A intensidade de Kafka, apesar de sombria, pessimista e por vezes, angustiante, não deixa de conter um interessante e metafórico retrato crítico do sentimento de exclusão, da crise social e das contradições das dinâmicas do sistema familiar (tão evidente na relação de Franz Kafka com o seu pai).
 
De facto, existem labirintos com corredores e encruzilhadas sombrias e frias, que podem induzir verdadeiras sensações de sufoco. Porém, o desafio labiríntico reside em não ficar preso, nem definhar nele; há que continuar, prosseguindo até à sua saída.
 
É, no mínimo, desafiante nadar nas águas profundas da existência, podemos mergulhar bem fundo, mas devemos transportar oxigénio suficiente para voltar à superfície, sempre.

terça-feira, 30 de outubro de 2012

Em tempo de máscaras…

Aproxima-se, tal veloz cruzeiro, uma festividade com raízes anglo-saxónicas, embora atualmente esteja totalmente globalizada, sim... refiro-me ao Halloween, ou Dia das Bruxas. Com origens pagãs e desviada do sentido que lhe foi conferido resta-nos, hoje,  a diversão mantendo-se o uso de disfarces e máscaras.
 
De facto, o Homem sempre se fascinou pelo disfarce, pela possibilidade de vestir uma outra pele que não a sua e... já alguém disse “todos vêem aquilo que pareces, poucos sentem o que és”.
 
Importado da (sua) poltrona analítica, Jung introduziu um conceito resultante do arquétipo persona (a máscara ou o papel usados pelo ator-indivíduo) referindo-se aos nossos comportamentos escrutinados ao nível dos papéis sociais, a forma e o conteúdo que são apresentados ao mundo. São apenas ligeiras faces do nosso Self. Veja-se que não devem ser entendidas de forma pejorativa, pois representam um filtro adaptativo e de inserção, importante para o nosso próprio desenvolvimento. No entanto, não devem ser confundidas com o Self e (já a Gestalt dizia) “ o todo é maior do que a soma das partes”.

[Anotações dos elementos de paginação]

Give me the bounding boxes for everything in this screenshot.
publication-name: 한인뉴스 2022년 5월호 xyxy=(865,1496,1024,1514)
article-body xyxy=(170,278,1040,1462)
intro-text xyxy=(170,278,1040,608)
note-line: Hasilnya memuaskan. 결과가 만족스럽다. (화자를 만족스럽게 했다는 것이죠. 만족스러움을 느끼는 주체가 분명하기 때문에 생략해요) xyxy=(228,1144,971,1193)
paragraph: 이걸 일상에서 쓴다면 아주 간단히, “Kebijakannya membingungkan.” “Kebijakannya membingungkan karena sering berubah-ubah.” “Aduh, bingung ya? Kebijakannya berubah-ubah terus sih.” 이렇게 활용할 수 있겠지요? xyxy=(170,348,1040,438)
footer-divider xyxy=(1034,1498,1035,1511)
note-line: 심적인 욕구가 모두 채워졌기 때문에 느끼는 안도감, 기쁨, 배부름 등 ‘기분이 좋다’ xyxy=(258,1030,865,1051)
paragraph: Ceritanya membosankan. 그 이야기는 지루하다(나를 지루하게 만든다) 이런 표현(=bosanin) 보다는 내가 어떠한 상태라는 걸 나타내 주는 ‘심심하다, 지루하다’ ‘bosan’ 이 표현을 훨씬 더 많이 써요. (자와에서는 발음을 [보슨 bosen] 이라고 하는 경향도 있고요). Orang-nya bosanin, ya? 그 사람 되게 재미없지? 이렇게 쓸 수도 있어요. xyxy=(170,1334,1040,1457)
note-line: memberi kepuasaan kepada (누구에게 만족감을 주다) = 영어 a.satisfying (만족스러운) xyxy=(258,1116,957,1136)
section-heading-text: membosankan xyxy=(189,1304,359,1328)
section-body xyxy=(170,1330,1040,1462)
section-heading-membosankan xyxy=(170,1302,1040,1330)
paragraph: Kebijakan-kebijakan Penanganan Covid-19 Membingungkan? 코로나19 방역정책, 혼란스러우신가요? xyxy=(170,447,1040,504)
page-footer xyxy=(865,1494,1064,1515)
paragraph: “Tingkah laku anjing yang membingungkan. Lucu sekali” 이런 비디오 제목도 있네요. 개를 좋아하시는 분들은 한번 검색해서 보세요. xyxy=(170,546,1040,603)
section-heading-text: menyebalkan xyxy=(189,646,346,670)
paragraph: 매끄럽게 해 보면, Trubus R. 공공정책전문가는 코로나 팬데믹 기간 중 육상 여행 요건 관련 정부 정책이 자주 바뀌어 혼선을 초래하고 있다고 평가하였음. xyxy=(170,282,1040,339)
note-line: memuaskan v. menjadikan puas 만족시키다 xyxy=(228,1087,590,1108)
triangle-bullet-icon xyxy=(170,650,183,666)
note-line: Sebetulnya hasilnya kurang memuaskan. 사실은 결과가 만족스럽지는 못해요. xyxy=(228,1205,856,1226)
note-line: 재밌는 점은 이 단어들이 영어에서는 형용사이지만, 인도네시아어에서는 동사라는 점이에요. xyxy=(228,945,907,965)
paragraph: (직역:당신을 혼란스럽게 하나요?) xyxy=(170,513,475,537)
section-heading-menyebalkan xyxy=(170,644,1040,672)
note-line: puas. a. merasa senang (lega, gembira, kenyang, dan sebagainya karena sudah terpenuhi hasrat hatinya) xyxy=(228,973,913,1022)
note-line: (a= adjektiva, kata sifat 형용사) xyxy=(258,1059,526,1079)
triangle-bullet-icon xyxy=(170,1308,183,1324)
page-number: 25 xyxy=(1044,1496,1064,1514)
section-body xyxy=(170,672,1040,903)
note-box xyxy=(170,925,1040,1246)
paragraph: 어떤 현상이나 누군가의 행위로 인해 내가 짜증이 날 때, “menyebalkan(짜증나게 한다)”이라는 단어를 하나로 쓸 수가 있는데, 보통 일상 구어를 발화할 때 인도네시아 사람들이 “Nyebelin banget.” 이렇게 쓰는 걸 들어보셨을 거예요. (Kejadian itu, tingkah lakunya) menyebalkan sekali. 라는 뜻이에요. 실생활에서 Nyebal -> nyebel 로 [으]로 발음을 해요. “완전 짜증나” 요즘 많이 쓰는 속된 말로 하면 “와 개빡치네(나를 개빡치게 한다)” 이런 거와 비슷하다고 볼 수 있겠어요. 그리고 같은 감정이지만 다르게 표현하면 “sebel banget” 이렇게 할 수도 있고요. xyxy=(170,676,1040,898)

> _O que fazer_
• 1. Transcreva do texto o trecho que começa com as palavras “É, no mínimo, desafiante” e termina com “à superfície, sempre.”, trocando “oxigénio” por “ar”.
• 2. Duplique, sem alterações, as linhas dos registos desde a primeira até à que contém “note-line: 심적인 욕구가”, ambas incluídas.

> _Respostas dadas_
• 1.
É, no mínimo, desafiante nadar nas águas profundas da existência, podemos mergulhar bem fundo, mas devemos transportar ar suficiente para voltar à superfície, sempre.

• 2.
Give me the bounding boxes for everything in this screenshot.
publication-name: 한인뉴스 2022년 5월호 xyxy=(865,1496,1024,1514)
article-body xyxy=(170,278,1040,1462)
intro-text xyxy=(170,278,1040,608)
note-line: Hasilnya memuaskan. 결과가 만족스럽다. (화자를 만족스럽게 했다는 것이죠. 만족스러움을 느끼는 주체가 분명하기 때문에 생략해요) xyxy=(228,1144,971,1193)
paragraph: 이걸 일상에서 쓴다면 아주 간단히, “Kebijakannya membingungkan.” “Kebijakannya membingungkan karena sering berubah-ubah.” “Aduh, bingung ya? Kebijakannya berubah-ubah terus sih.” 이렇게 활용할 수 있겠지요? xyxy=(170,348,1040,438)
footer-divider xyxy=(1034,1498,1035,1511)
note-line: 심적인 욕구가 모두 채워졌기 때문에 느끼는 안도감, 기쁨, 배부름 등 ‘기분이 좋다’ xyxy=(258,1030,865,1051)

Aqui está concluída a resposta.